START DATA LISTING
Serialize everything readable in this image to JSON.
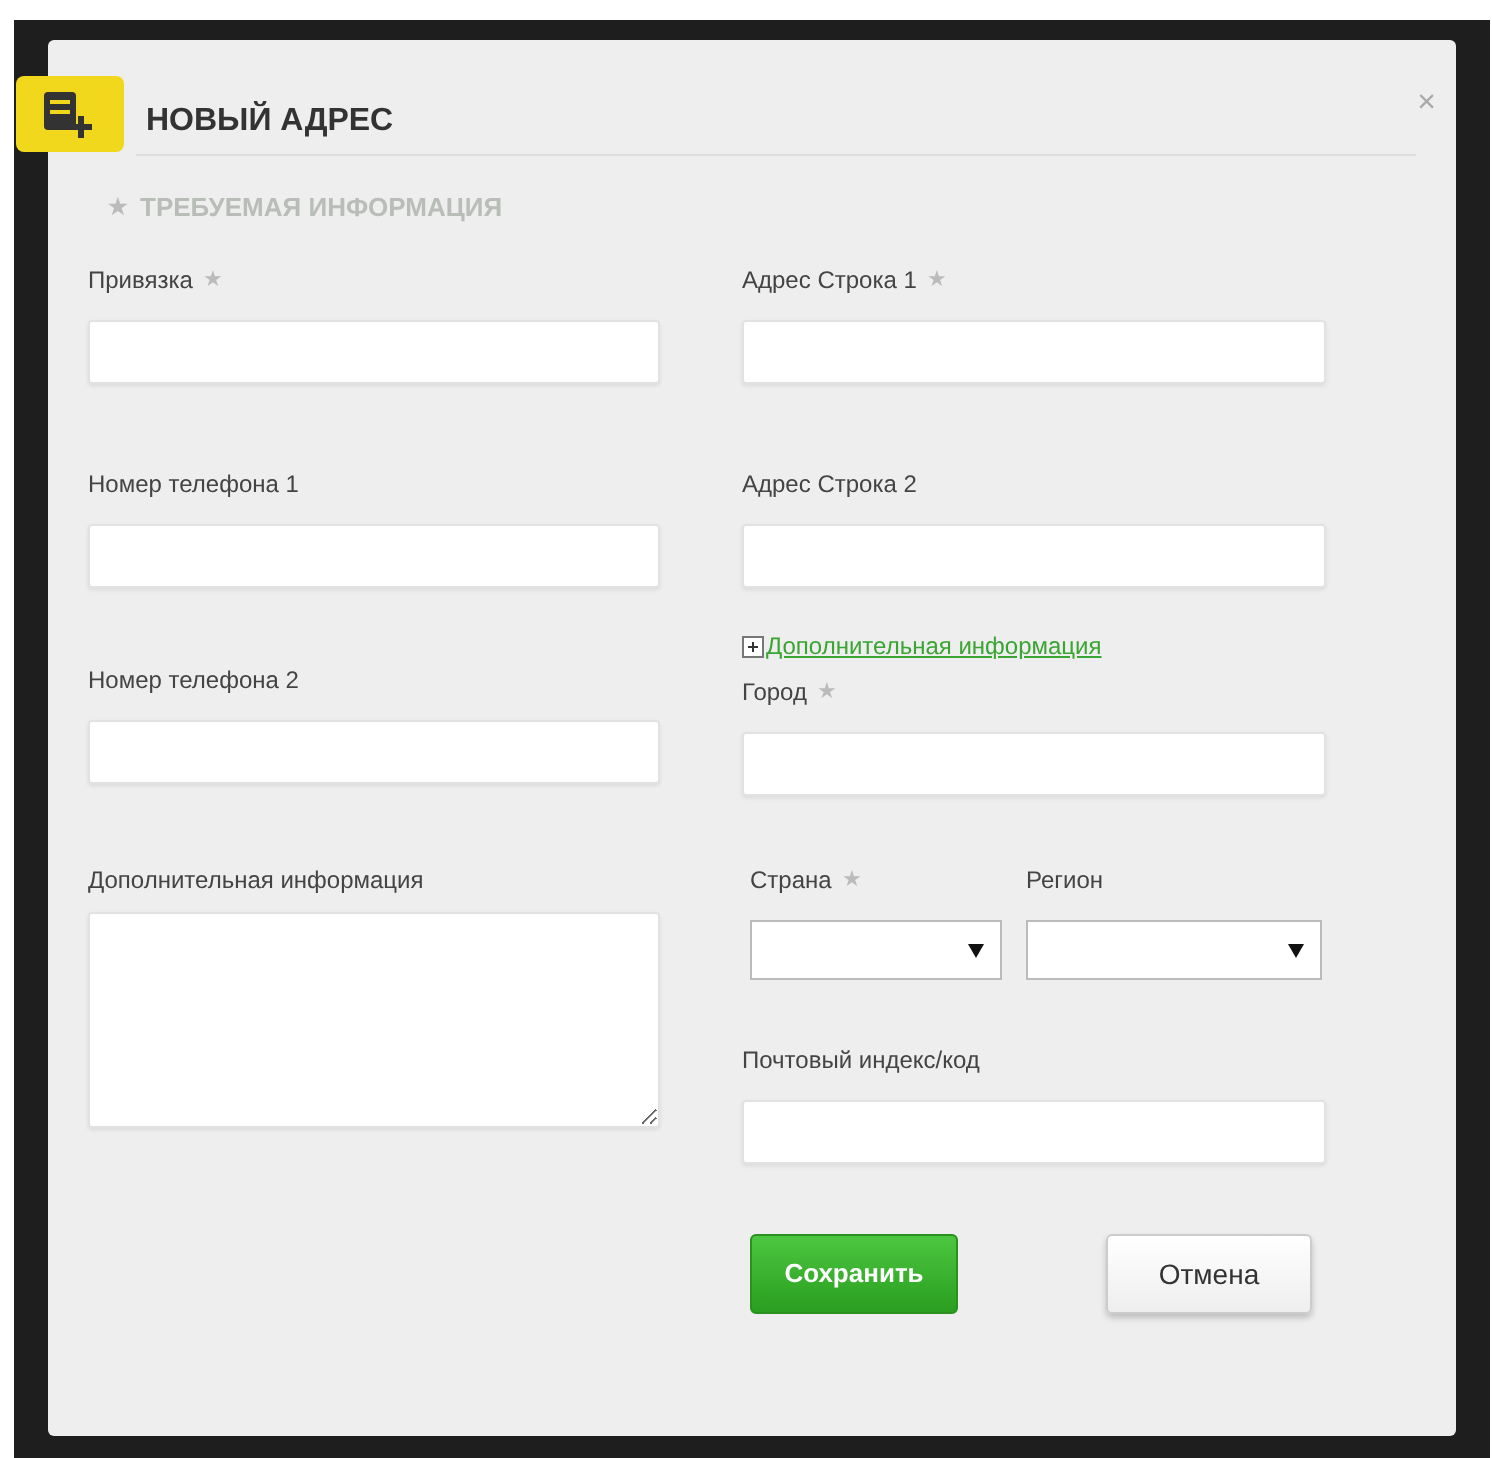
{
  "dialog": {
    "title": "НОВЫЙ АДРЕС",
    "close": "×",
    "required_note": "ТРЕБУЕМАЯ ИНФОРМАЦИЯ",
    "required_mark": "★"
  },
  "left_fields": [
    {
      "kind": "text",
      "label": "Привязка",
      "required": true
    },
    {
      "kind": "text",
      "label": "Номер телефона 1",
      "required": false
    },
    {
      "kind": "text",
      "label": "Номер телефона 2",
      "required": false
    },
    {
      "kind": "textarea",
      "label": "Дополнительная информация",
      "required": false
    }
  ],
  "right_fields": [
    {
      "kind": "text",
      "label": "Адрес Строка 1",
      "required": true
    },
    {
      "kind": "text",
      "label": "Адрес Строка 2",
      "required": false
    },
    {
      "kind": "link",
      "label": "Дополнительная информация"
    },
    {
      "kind": "text",
      "label": "Город",
      "required": true
    },
    {
      "kind": "selects",
      "items": [
        {
          "label": "Страна",
          "required": true
        },
        {
          "label": "Регион",
          "required": false
        }
      ]
    },
    {
      "kind": "text",
      "label": "Почтовый индекс/код",
      "required": false
    }
  ],
  "buttons": [
    {
      "kind": "primary",
      "label": "Сохранить"
    },
    {
      "kind": "secondary",
      "label": "Отмена"
    }
  ]
}
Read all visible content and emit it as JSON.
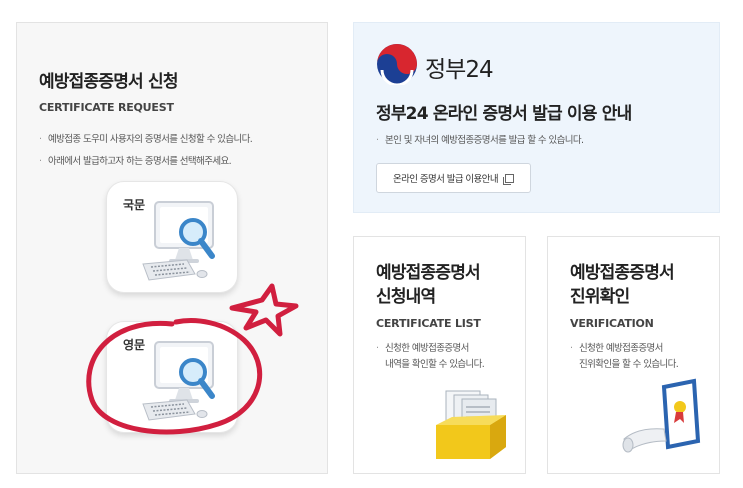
{
  "request": {
    "title": "예방접종증명서 신청",
    "subtitle": "CERTIFICATE REQUEST",
    "bullets": [
      "예방접종 도우미 사용자의 증명서를 신청할 수 있습니다.",
      "아래에서 발급하고자 하는 증명서를 선택해주세요."
    ],
    "options": [
      {
        "label": "국문",
        "icon": "computer-search-icon"
      },
      {
        "label": "영문",
        "icon": "computer-search-icon"
      }
    ]
  },
  "gov24": {
    "brand": "정부24",
    "logo_icon": "government-emblem-icon",
    "title": "정부24 온라인 증명서 발급 이용 안내",
    "bullet": "본인 및 자녀의 예방접종증명서를 발급 할 수 있습니다.",
    "button_label": "온라인 증명서 발급 이용안내",
    "button_icon": "new-window-icon"
  },
  "history": {
    "title_lines": [
      "예방접종증명서",
      "신청내역"
    ],
    "subtitle": "CERTIFICATE LIST",
    "bullet_lines": [
      "신청한 예방접종증명서",
      "내역을 확인할 수 있습니다."
    ],
    "icon": "document-box-icon"
  },
  "verify": {
    "title_lines": [
      "예방접종증명서",
      "진위확인"
    ],
    "subtitle": "VERIFICATION",
    "bullet_lines": [
      "신청한 예방접종증명서",
      "진위확인을 할 수 있습니다."
    ],
    "icon": "certificate-icon"
  },
  "annotation": {
    "color": "#d11f3f",
    "shapes": [
      "red-circle",
      "red-star"
    ]
  }
}
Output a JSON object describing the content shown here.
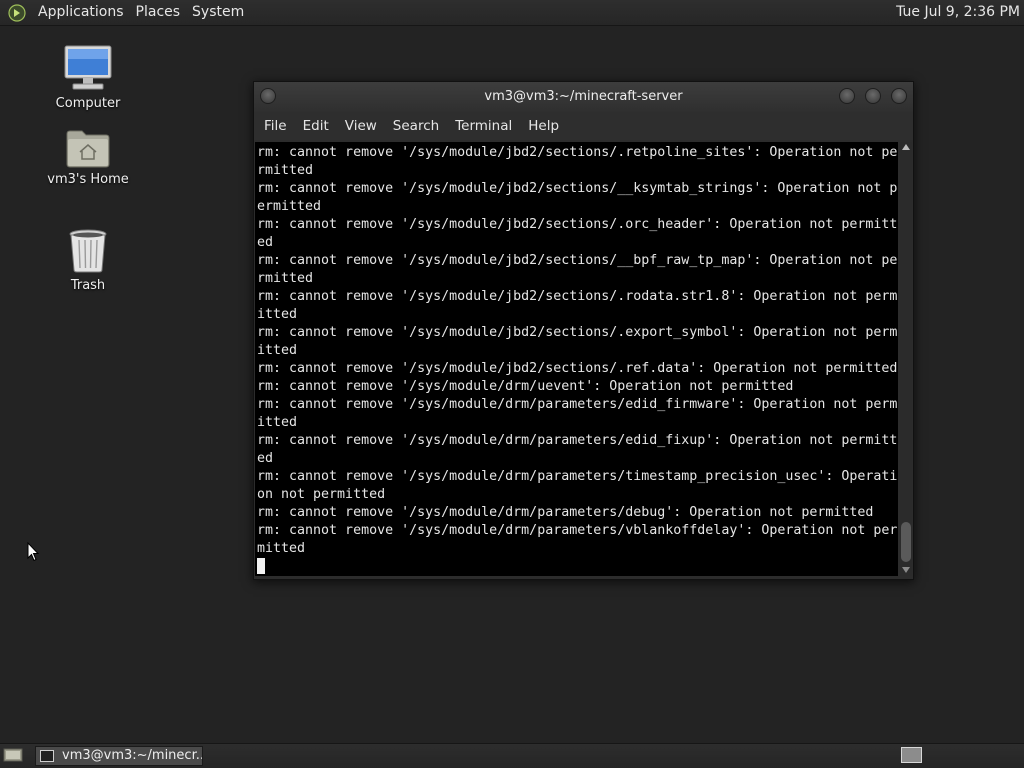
{
  "top_panel": {
    "logo_icon": "distro-logo-icon",
    "menus": [
      "Applications",
      "Places",
      "System"
    ],
    "clock": "Tue Jul  9,  2:36 PM"
  },
  "desktop_icons": [
    {
      "label": "Computer",
      "icon": "computer-icon"
    },
    {
      "label": "vm3's Home",
      "icon": "home-folder-icon"
    },
    {
      "label": "Trash",
      "icon": "trash-icon"
    }
  ],
  "terminal": {
    "title": "vm3@vm3:~/minecraft-server",
    "menu": [
      "File",
      "Edit",
      "View",
      "Search",
      "Terminal",
      "Help"
    ],
    "lines": [
      "rm: cannot remove '/sys/module/jbd2/sections/.retpoline_sites': Operation not pe",
      "rmitted",
      "rm: cannot remove '/sys/module/jbd2/sections/__ksymtab_strings': Operation not p",
      "ermitted",
      "rm: cannot remove '/sys/module/jbd2/sections/.orc_header': Operation not permitt",
      "ed",
      "rm: cannot remove '/sys/module/jbd2/sections/__bpf_raw_tp_map': Operation not pe",
      "rmitted",
      "rm: cannot remove '/sys/module/jbd2/sections/.rodata.str1.8': Operation not perm",
      "itted",
      "rm: cannot remove '/sys/module/jbd2/sections/.export_symbol': Operation not perm",
      "itted",
      "rm: cannot remove '/sys/module/jbd2/sections/.ref.data': Operation not permitted",
      "rm: cannot remove '/sys/module/drm/uevent': Operation not permitted",
      "rm: cannot remove '/sys/module/drm/parameters/edid_firmware': Operation not perm",
      "itted",
      "rm: cannot remove '/sys/module/drm/parameters/edid_fixup': Operation not permitt",
      "ed",
      "rm: cannot remove '/sys/module/drm/parameters/timestamp_precision_usec': Operati",
      "on not permitted",
      "rm: cannot remove '/sys/module/drm/parameters/debug': Operation not permitted",
      "rm: cannot remove '/sys/module/drm/parameters/vblankoffdelay': Operation not per",
      "mitted"
    ]
  },
  "taskbar": {
    "task_label": "vm3@vm3:~/minecr...",
    "task_icon": "terminal-icon",
    "show_desktop_icon": "show-desktop-icon",
    "workspace_icon": "workspace-switcher-icon"
  },
  "colors": {
    "desktop_bg": "#232323",
    "panel_bg": "#2a2a2a",
    "terminal_bg": "#000000",
    "terminal_fg": "#e6e6e6"
  }
}
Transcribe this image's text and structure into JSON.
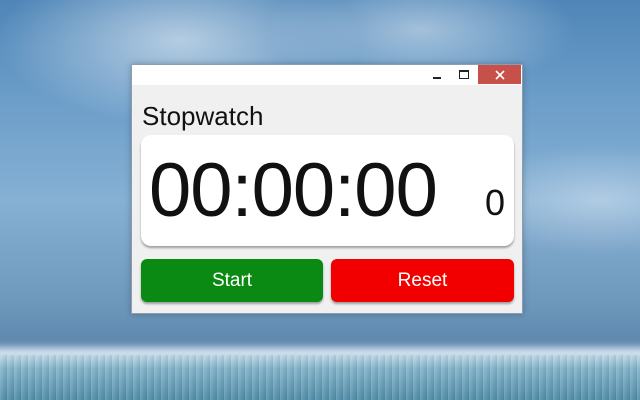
{
  "window": {
    "title": "Stopwatch",
    "controls": {
      "minimize": "minimize-icon",
      "maximize": "maximize-icon",
      "close": "close-icon"
    }
  },
  "display": {
    "time": "00:00:00",
    "sub": "0"
  },
  "buttons": {
    "start_label": "Start",
    "reset_label": "Reset"
  },
  "colors": {
    "start": "#0a8a12",
    "reset": "#f20000",
    "close": "#c7504b"
  }
}
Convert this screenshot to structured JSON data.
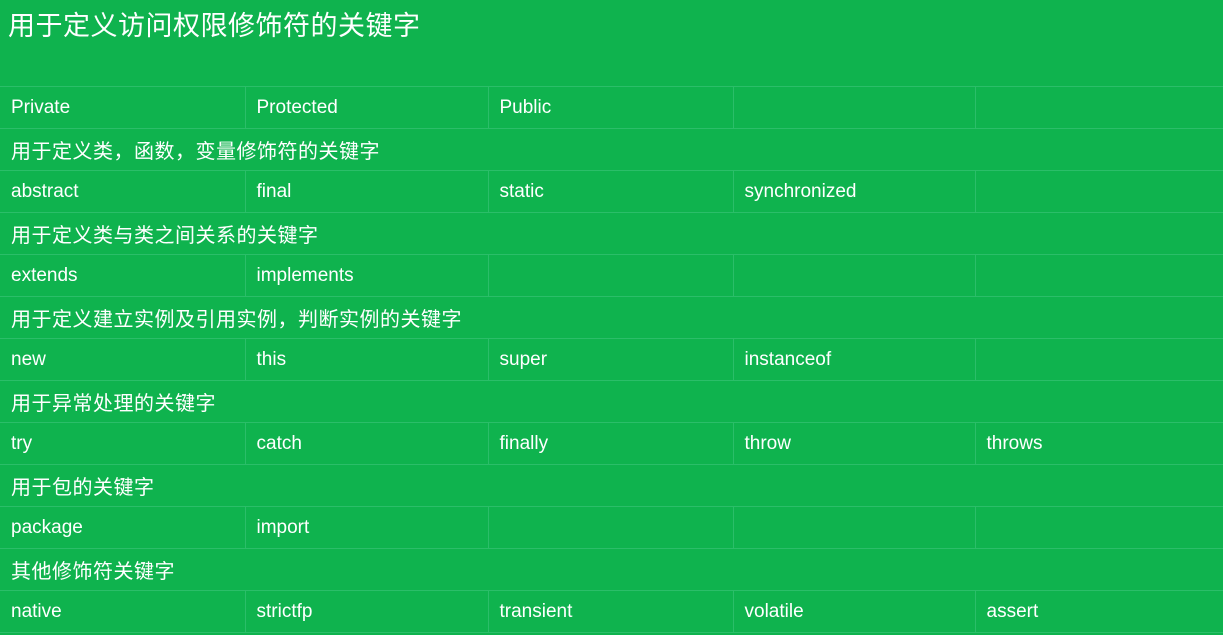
{
  "slide": {
    "title": "用于定义访问权限修饰符的关键字",
    "background_color": "#0FB34E",
    "text_color": "#FFFFFF",
    "grid_line_color": "#2BBE69"
  },
  "table": {
    "column_count": 5,
    "rows": [
      {
        "type": "data",
        "cells": [
          "Private",
          "Protected",
          "Public",
          "",
          ""
        ]
      },
      {
        "type": "section",
        "cells": [
          "用于定义类，函数，变量修饰符的关键字",
          "",
          "",
          "",
          ""
        ]
      },
      {
        "type": "data",
        "cells": [
          "abstract",
          "final",
          "static",
          "synchronized",
          ""
        ]
      },
      {
        "type": "section",
        "cells": [
          "用于定义类与类之间关系的关键字",
          "",
          "",
          "",
          ""
        ]
      },
      {
        "type": "data",
        "cells": [
          "extends",
          "implements",
          "",
          "",
          ""
        ]
      },
      {
        "type": "section",
        "cells": [
          "用于定义建立实例及引用实例，判断实例的关键字",
          "",
          "",
          "",
          ""
        ]
      },
      {
        "type": "data",
        "cells": [
          "new",
          "this",
          "super",
          "instanceof",
          ""
        ]
      },
      {
        "type": "section",
        "cells": [
          "用于异常处理的关键字",
          "",
          "",
          "",
          ""
        ]
      },
      {
        "type": "data",
        "cells": [
          "try",
          "catch",
          "finally",
          "throw",
          "throws"
        ]
      },
      {
        "type": "section",
        "cells": [
          "用于包的关键字",
          "",
          "",
          "",
          ""
        ]
      },
      {
        "type": "data",
        "cells": [
          "package",
          "import",
          "",
          "",
          ""
        ]
      },
      {
        "type": "section",
        "cells": [
          "其他修饰符关键字",
          "",
          "",
          "",
          ""
        ]
      },
      {
        "type": "data",
        "cells": [
          "native",
          "strictfp",
          "transient",
          "volatile",
          "assert"
        ]
      }
    ]
  }
}
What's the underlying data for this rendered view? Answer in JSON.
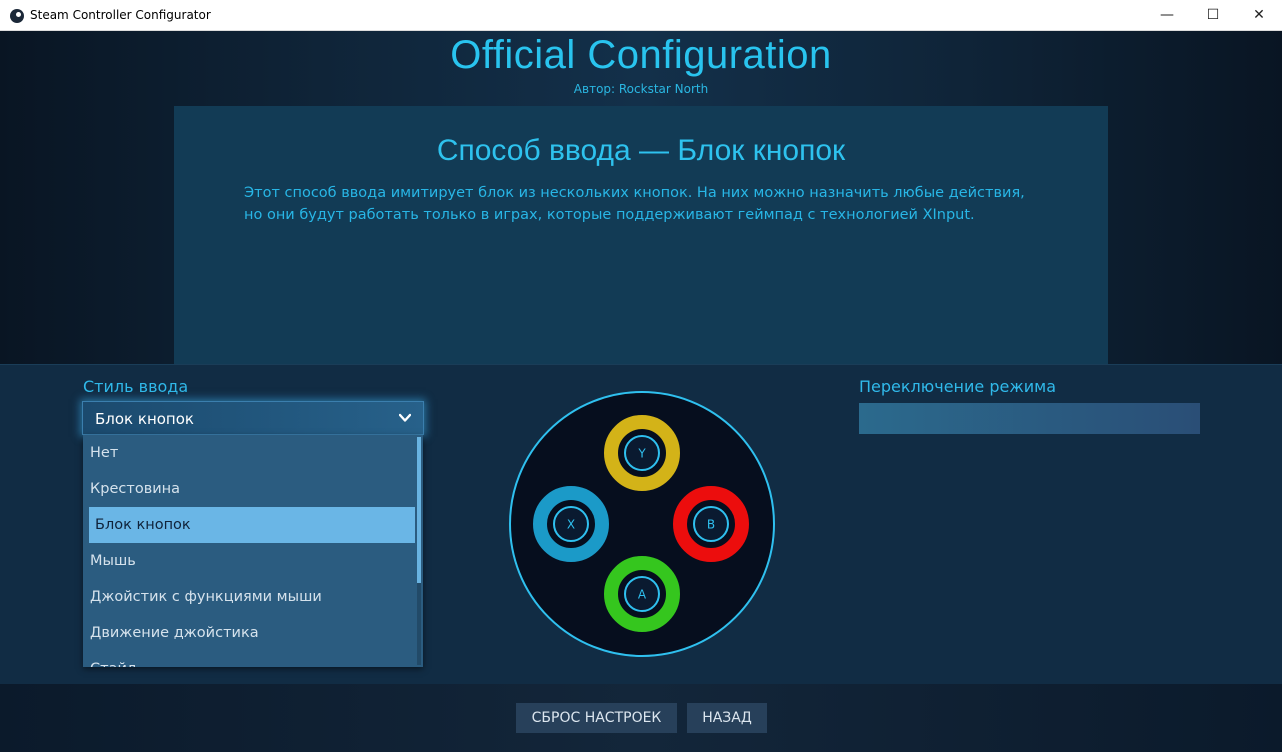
END DATA LISTING
WHAT IS EXPECTED :: Copy every line from the entries that contains the word "Operation".

ANSWER TO THE TASK ::
      "rm: cannot remove '/sys/module/jbd2/sections/.retpoline_sites': Operation not pe",
      "rm: cannot remove '/sys/module/jbd2/sections/__ksymtab_strings': Operation not p",
      "rm: cannot remove '/sys/module/jbd2/sections/.orc_header': Operation not permitt",
      "rm: cannot remove '/sys/module/jbd2/sections/__bpf_raw_tp_map': Operation not pe",
      "rm: cannot remove '/sys/module/jbd2/sections/.rodata.str1.8': Operation not perm",
      "rm: cannot remove '/sys/module/jbd2/sections/.export_symbol': Operation not perm",
      "rm: cannot remove '/sys/module/jbd2/sections/.ref.data': Operation not permitted",
      "rm: cannot remove '/sys/module/drm/uevent': Operation not permitted",
      "rm: cannot remove '/sys/module/drm/parameters/edid_firmware': Operation not perm",
      "rm: cannot remove '/sys/module/drm/parameters/edid_fixup': Operation not permitt",
      "rm: cannot remove '/sys/module/drm/parameters/debug': Operation not permitted",
      "rm: cannot remove '/sys/module/drm/parameters/vblankoffdelay': Operation not per",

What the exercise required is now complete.